__PROBLEM DESCRIPTION__
Write the data below out exactly as it stands. Do not include the pictures.

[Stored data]
# # # # # # #

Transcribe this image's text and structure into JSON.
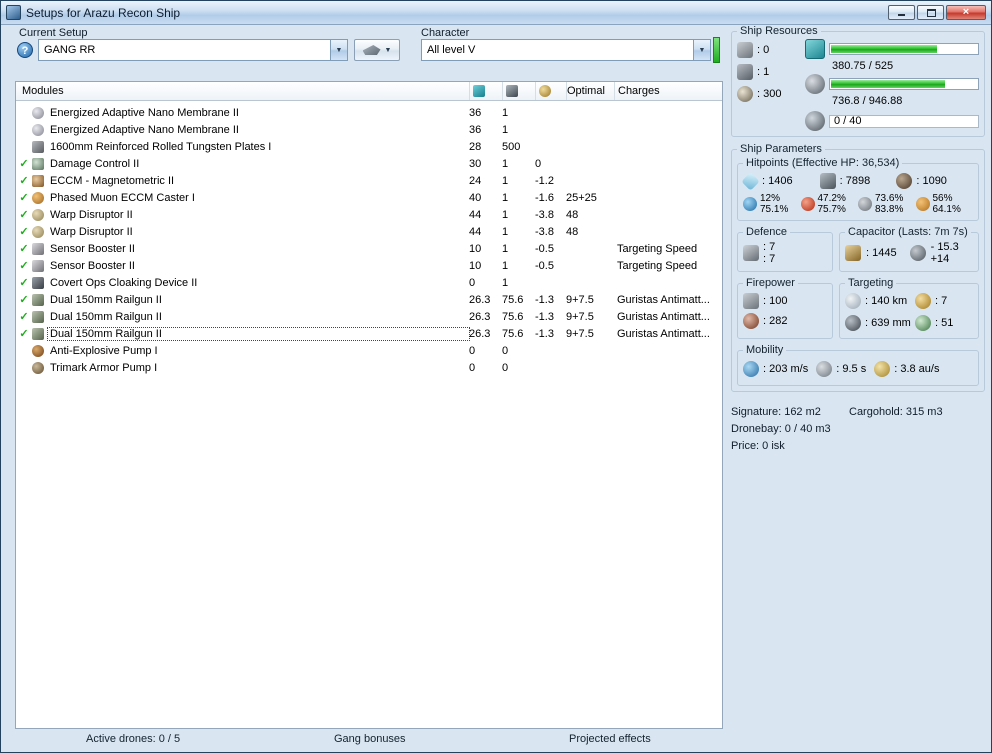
{
  "window": {
    "title": "Setups for Arazu Recon Ship"
  },
  "topbar": {
    "current_setup_label": "Current Setup",
    "current_setup_value": "GANG RR",
    "character_label": "Character",
    "character_value": "All level V"
  },
  "modules_table": {
    "header": {
      "name": "Modules",
      "optimal": "Optimal",
      "charges": "Charges"
    },
    "rows": [
      {
        "fitted": false,
        "icon": "armor-membrane-icon",
        "name": "Energized Adaptive Nano Membrane II",
        "cpu": "36",
        "pg": "1",
        "cap": "",
        "optimal": "",
        "charges": "",
        "selected": false
      },
      {
        "fitted": false,
        "icon": "armor-membrane-icon",
        "name": "Energized Adaptive Nano Membrane II",
        "cpu": "36",
        "pg": "1",
        "cap": "",
        "optimal": "",
        "charges": "",
        "selected": false
      },
      {
        "fitted": false,
        "icon": "armor-plate-icon",
        "name": "1600mm Reinforced Rolled Tungsten Plates I",
        "cpu": "28",
        "pg": "500",
        "cap": "",
        "optimal": "",
        "charges": "",
        "selected": false
      },
      {
        "fitted": true,
        "icon": "damage-control-icon",
        "name": "Damage Control II",
        "cpu": "30",
        "pg": "1",
        "cap": "0",
        "optimal": "",
        "charges": "",
        "selected": false
      },
      {
        "fitted": true,
        "icon": "eccm-icon",
        "name": "ECCM - Magnetometric II",
        "cpu": "24",
        "pg": "1",
        "cap": "-1.2",
        "optimal": "",
        "charges": "",
        "selected": false
      },
      {
        "fitted": true,
        "icon": "eccm-caster-icon",
        "name": "Phased Muon ECCM Caster I",
        "cpu": "40",
        "pg": "1",
        "cap": "-1.6",
        "optimal": "25+25",
        "charges": "",
        "selected": false
      },
      {
        "fitted": true,
        "icon": "warp-disruptor-icon",
        "name": "Warp Disruptor II",
        "cpu": "44",
        "pg": "1",
        "cap": "-3.8",
        "optimal": "48",
        "charges": "",
        "selected": false
      },
      {
        "fitted": true,
        "icon": "warp-disruptor-icon",
        "name": "Warp Disruptor II",
        "cpu": "44",
        "pg": "1",
        "cap": "-3.8",
        "optimal": "48",
        "charges": "",
        "selected": false
      },
      {
        "fitted": true,
        "icon": "sensor-booster-icon",
        "name": "Sensor Booster II",
        "cpu": "10",
        "pg": "1",
        "cap": "-0.5",
        "optimal": "",
        "charges": "Targeting Speed",
        "selected": false
      },
      {
        "fitted": true,
        "icon": "sensor-booster-icon",
        "name": "Sensor Booster II",
        "cpu": "10",
        "pg": "1",
        "cap": "-0.5",
        "optimal": "",
        "charges": "Targeting Speed",
        "selected": false
      },
      {
        "fitted": true,
        "icon": "cloak-icon",
        "name": "Covert Ops Cloaking Device II",
        "cpu": "0",
        "pg": "1",
        "cap": "",
        "optimal": "",
        "charges": "",
        "selected": false
      },
      {
        "fitted": true,
        "icon": "railgun-icon",
        "name": "Dual 150mm Railgun II",
        "cpu": "26.3",
        "pg": "75.6",
        "cap": "-1.3",
        "optimal": "9+7.5",
        "charges": "Guristas Antimatt...",
        "selected": false
      },
      {
        "fitted": true,
        "icon": "railgun-icon",
        "name": "Dual 150mm Railgun II",
        "cpu": "26.3",
        "pg": "75.6",
        "cap": "-1.3",
        "optimal": "9+7.5",
        "charges": "Guristas Antimatt...",
        "selected": false
      },
      {
        "fitted": true,
        "icon": "railgun-icon",
        "name": "Dual 150mm Railgun II",
        "cpu": "26.3",
        "pg": "75.6",
        "cap": "-1.3",
        "optimal": "9+7.5",
        "charges": "Guristas Antimatt...",
        "selected": true
      },
      {
        "fitted": false,
        "icon": "rig-anti-explosive-icon",
        "name": "Anti-Explosive Pump I",
        "cpu": "0",
        "pg": "0",
        "cap": "",
        "optimal": "",
        "charges": "",
        "selected": false
      },
      {
        "fitted": false,
        "icon": "rig-trimark-icon",
        "name": "Trimark Armor Pump I",
        "cpu": "0",
        "pg": "0",
        "cap": "",
        "optimal": "",
        "charges": "",
        "selected": false
      }
    ]
  },
  "footer": {
    "active_drones": "Active drones: 0 / 5",
    "gang_bonuses": "Gang bonuses",
    "projected_effects": "Projected effects"
  },
  "ship_resources": {
    "title": "Ship Resources",
    "turrets": ": 0",
    "launchers": ": 1",
    "calibration": ": 300",
    "cpu_text": "380.75 / 525",
    "cpu_pct": 72.5,
    "pg_text": "736.8 / 946.88",
    "pg_pct": 77.8,
    "drone_text": "0 / 40"
  },
  "ship_parameters": {
    "title": "Ship Parameters",
    "hitpoints": {
      "title": "Hitpoints (Effective HP: 36,534)",
      "shield": ": 1406",
      "armor": ": 7898",
      "structure": ": 1090",
      "resists": [
        {
          "icon": "em-resist-icon",
          "top": "12%",
          "bottom": "75.1%"
        },
        {
          "icon": "thermal-resist-icon",
          "top": "47.2%",
          "bottom": "75.7%"
        },
        {
          "icon": "kinetic-resist-icon",
          "top": "73.6%",
          "bottom": "83.8%"
        },
        {
          "icon": "explosive-resist-icon",
          "top": "56%",
          "bottom": "64.1%"
        }
      ]
    },
    "defence": {
      "title": "Defence",
      "top": ": 7",
      "bottom": ": 7"
    },
    "capacitor": {
      "title": "Capacitor (Lasts: 7m 7s)",
      "amount": ": 1445",
      "delta_top": "- 15.3",
      "delta_bottom": "+14"
    },
    "firepower": {
      "title": "Firepower",
      "volley": ": 100",
      "dps": ": 282"
    },
    "targeting": {
      "title": "Targeting",
      "range": ": 140 km",
      "max_targets": ": 7",
      "scan_res": ": 639 mm",
      "sensor_strength": ": 51"
    },
    "mobility": {
      "title": "Mobility",
      "speed": ": 203 m/s",
      "agility": ": 9.5 s",
      "warp": ": 3.8 au/s"
    },
    "signature": "Signature: 162 m2",
    "cargohold": "Cargohold: 315 m3",
    "dronebay": "Dronebay: 0 / 40 m3",
    "price": "Price: 0 isk"
  },
  "icon_names": [
    "app-icon",
    "minimize-icon",
    "maximize-icon",
    "close-icon",
    "help-icon",
    "ship-selector-icon",
    "dropdown-arrow-icon",
    "cpu-column-icon",
    "powergrid-column-icon",
    "capacitor-column-icon",
    "fitted-check-icon",
    "turret-hardpoints-icon",
    "launcher-hardpoints-icon",
    "calibration-icon",
    "cpu-icon",
    "powergrid-icon",
    "drone-bandwidth-icon",
    "shield-hp-icon",
    "armor-hp-icon",
    "structure-hp-icon",
    "tank-icon",
    "capacitor-icon",
    "cap-recharge-icon",
    "volley-icon",
    "dps-icon",
    "range-icon",
    "max-targets-icon",
    "scan-res-icon",
    "sensor-strength-icon",
    "speed-icon",
    "agility-icon",
    "warp-speed-icon"
  ]
}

# # # # # # #

__ANSWER TO THE PROBLEM__
Transcribe this image's text and structure into JSON.
{
  "window": {
    "title": "Setups for Arazu Recon Ship"
  },
  "topbar": {
    "current_setup_label": "Current Setup",
    "current_setup_value": "GANG RR",
    "character_label": "Character",
    "character_value": "All level V"
  },
  "modules_table": {
    "header": {
      "name": "Modules",
      "optimal": "Optimal",
      "charges": "Charges"
    },
    "rows": [
      {
        "fitted": false,
        "icon": "armor-membrane-icon",
        "name": "Energized Adaptive Nano Membrane II",
        "cpu": "36",
        "pg": "1",
        "cap": "",
        "optimal": "",
        "charges": "",
        "selected": false
      },
      {
        "fitted": false,
        "icon": "armor-membrane-icon",
        "name": "Energized Adaptive Nano Membrane II",
        "cpu": "36",
        "pg": "1",
        "cap": "",
        "optimal": "",
        "charges": "",
        "selected": false
      },
      {
        "fitted": false,
        "icon": "armor-plate-icon",
        "name": "1600mm Reinforced Rolled Tungsten Plates I",
        "cpu": "28",
        "pg": "500",
        "cap": "",
        "optimal": "",
        "charges": "",
        "selected": false
      },
      {
        "fitted": true,
        "icon": "damage-control-icon",
        "name": "Damage Control II",
        "cpu": "30",
        "pg": "1",
        "cap": "0",
        "optimal": "",
        "charges": "",
        "selected": false
      },
      {
        "fitted": true,
        "icon": "eccm-icon",
        "name": "ECCM - Magnetometric II",
        "cpu": "24",
        "pg": "1",
        "cap": "-1.2",
        "optimal": "",
        "charges": "",
        "selected": false
      },
      {
        "fitted": true,
        "icon": "eccm-caster-icon",
        "name": "Phased Muon ECCM Caster I",
        "cpu": "40",
        "pg": "1",
        "cap": "-1.6",
        "optimal": "25+25",
        "charges": "",
        "selected": false
      },
      {
        "fitted": true,
        "icon": "warp-disruptor-icon",
        "name": "Warp Disruptor II",
        "cpu": "44",
        "pg": "1",
        "cap": "-3.8",
        "optimal": "48",
        "charges": "",
        "selected": false
      },
      {
        "fitted": true,
        "icon": "warp-disruptor-icon",
        "name": "Warp Disruptor II",
        "cpu": "44",
        "pg": "1",
        "cap": "-3.8",
        "optimal": "48",
        "charges": "",
        "selected": false
      },
      {
        "fitted": true,
        "icon": "sensor-booster-icon",
        "name": "Sensor Booster II",
        "cpu": "10",
        "pg": "1",
        "cap": "-0.5",
        "optimal": "",
        "charges": "Targeting Speed",
        "selected": false
      },
      {
        "fitted": true,
        "icon": "sensor-booster-icon",
        "name": "Sensor Booster II",
        "cpu": "10",
        "pg": "1",
        "cap": "-0.5",
        "optimal": "",
        "charges": "Targeting Speed",
        "selected": false
      },
      {
        "fitted": true,
        "icon": "cloak-icon",
        "name": "Covert Ops Cloaking Device II",
        "cpu": "0",
        "pg": "1",
        "cap": "",
        "optimal": "",
        "charges": "",
        "selected": false
      },
      {
        "fitted": true,
        "icon": "railgun-icon",
        "name": "Dual 150mm Railgun II",
        "cpu": "26.3",
        "pg": "75.6",
        "cap": "-1.3",
        "optimal": "9+7.5",
        "charges": "Guristas Antimatt...",
        "selected": false
      },
      {
        "fitted": true,
        "icon": "railgun-icon",
        "name": "Dual 150mm Railgun II",
        "cpu": "26.3",
        "pg": "75.6",
        "cap": "-1.3",
        "optimal": "9+7.5",
        "charges": "Guristas Antimatt...",
        "selected": false
      },
      {
        "fitted": true,
        "icon": "railgun-icon",
        "name": "Dual 150mm Railgun II",
        "cpu": "26.3",
        "pg": "75.6",
        "cap": "-1.3",
        "optimal": "9+7.5",
        "charges": "Guristas Antimatt...",
        "selected": true
      },
      {
        "fitted": false,
        "icon": "rig-anti-explosive-icon",
        "name": "Anti-Explosive Pump I",
        "cpu": "0",
        "pg": "0",
        "cap": "",
        "optimal": "",
        "charges": "",
        "selected": false
      },
      {
        "fitted": false,
        "icon": "rig-trimark-icon",
        "name": "Trimark Armor Pump I",
        "cpu": "0",
        "pg": "0",
        "cap": "",
        "optimal": "",
        "charges": "",
        "selected": false
      }
    ]
  },
  "footer": {
    "active_drones": "Active drones: 0 / 5",
    "gang_bonuses": "Gang bonuses",
    "projected_effects": "Projected effects"
  },
  "ship_resources": {
    "title": "Ship Resources",
    "turrets": ": 0",
    "launchers": ": 1",
    "calibration": ": 300",
    "cpu_text": "380.75 / 525",
    "cpu_pct": 72.5,
    "pg_text": "736.8 / 946.88",
    "pg_pct": 77.8,
    "drone_text": "0 / 40"
  },
  "ship_parameters": {
    "title": "Ship Parameters",
    "hitpoints": {
      "title": "Hitpoints (Effective HP: 36,534)",
      "shield": ": 1406",
      "armor": ": 7898",
      "structure": ": 1090",
      "resists": [
        {
          "icon": "em-resist-icon",
          "top": "12%",
          "bottom": "75.1%"
        },
        {
          "icon": "thermal-resist-icon",
          "top": "47.2%",
          "bottom": "75.7%"
        },
        {
          "icon": "kinetic-resist-icon",
          "top": "73.6%",
          "bottom": "83.8%"
        },
        {
          "icon": "explosive-resist-icon",
          "top": "56%",
          "bottom": "64.1%"
        }
      ]
    },
    "defence": {
      "title": "Defence",
      "top": ": 7",
      "bottom": ": 7"
    },
    "capacitor": {
      "title": "Capacitor (Lasts: 7m 7s)",
      "amount": ": 1445",
      "delta_top": "- 15.3",
      "delta_bottom": "+14"
    },
    "firepower": {
      "title": "Firepower",
      "volley": ": 100",
      "dps": ": 282"
    },
    "targeting": {
      "title": "Targeting",
      "range": ": 140 km",
      "max_targets": ": 7",
      "scan_res": ": 639 mm",
      "sensor_strength": ": 51"
    },
    "mobility": {
      "title": "Mobility",
      "speed": ": 203 m/s",
      "agility": ": 9.5 s",
      "warp": ": 3.8 au/s"
    },
    "signature": "Signature: 162 m2",
    "cargohold": "Cargohold: 315 m3",
    "dronebay": "Dronebay: 0 / 40 m3",
    "price": "Price: 0 isk"
  },
  "icon_names": [
    "app-icon",
    "minimize-icon",
    "maximize-icon",
    "close-icon",
    "help-icon",
    "ship-selector-icon",
    "dropdown-arrow-icon",
    "cpu-column-icon",
    "powergrid-column-icon",
    "capacitor-column-icon",
    "fitted-check-icon",
    "turret-hardpoints-icon",
    "launcher-hardpoints-icon",
    "calibration-icon",
    "cpu-icon",
    "powergrid-icon",
    "drone-bandwidth-icon",
    "shield-hp-icon",
    "armor-hp-icon",
    "structure-hp-icon",
    "tank-icon",
    "capacitor-icon",
    "cap-recharge-icon",
    "volley-icon",
    "dps-icon",
    "range-icon",
    "max-targets-icon",
    "scan-res-icon",
    "sensor-strength-icon",
    "speed-icon",
    "agility-icon",
    "warp-speed-icon"
  ]
}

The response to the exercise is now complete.